• **What is needed**
Exact repetition of every entry is required.

• **Extracted information**
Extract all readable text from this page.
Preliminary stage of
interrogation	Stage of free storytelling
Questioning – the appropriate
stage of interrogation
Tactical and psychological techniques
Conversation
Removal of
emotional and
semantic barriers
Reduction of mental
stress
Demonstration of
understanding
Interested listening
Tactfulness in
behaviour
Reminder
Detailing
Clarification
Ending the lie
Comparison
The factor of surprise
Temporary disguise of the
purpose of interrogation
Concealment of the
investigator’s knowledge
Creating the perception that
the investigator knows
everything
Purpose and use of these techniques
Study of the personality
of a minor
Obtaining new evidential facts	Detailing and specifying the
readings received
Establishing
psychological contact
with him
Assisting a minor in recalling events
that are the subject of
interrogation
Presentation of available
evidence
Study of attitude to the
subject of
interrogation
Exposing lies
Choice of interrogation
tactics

• **Solution for this task**
Extract all readable text from this page.
Preliminary stage of
interrogation	Stage of free storytelling
Questioning – the appropriate
stage of interrogation
Tactical and psychological techniques
Conversation
Removal of
emotional and
semantic barriers
Reduction of mental
stress
Demonstration of
understanding
Interested listening
Tactfulness in
behaviour
Reminder
Detailing
Clarification
Ending the lie
Comparison
The factor of surprise
Temporary disguise of the
purpose of interrogation
Concealment of the
investigator’s knowledge
Creating the perception that
the investigator knows
everything
Purpose and use of these techniques
Study of the personality
of a minor
Obtaining new evidential facts	Detailing and specifying the
readings received
Establishing
psychological contact
with him
Assisting a minor in recalling events
that are the subject of
interrogation
Presentation of available
evidence
Study of attitude to the
subject of
interrogation
Exposing lies
Choice of interrogation
tactics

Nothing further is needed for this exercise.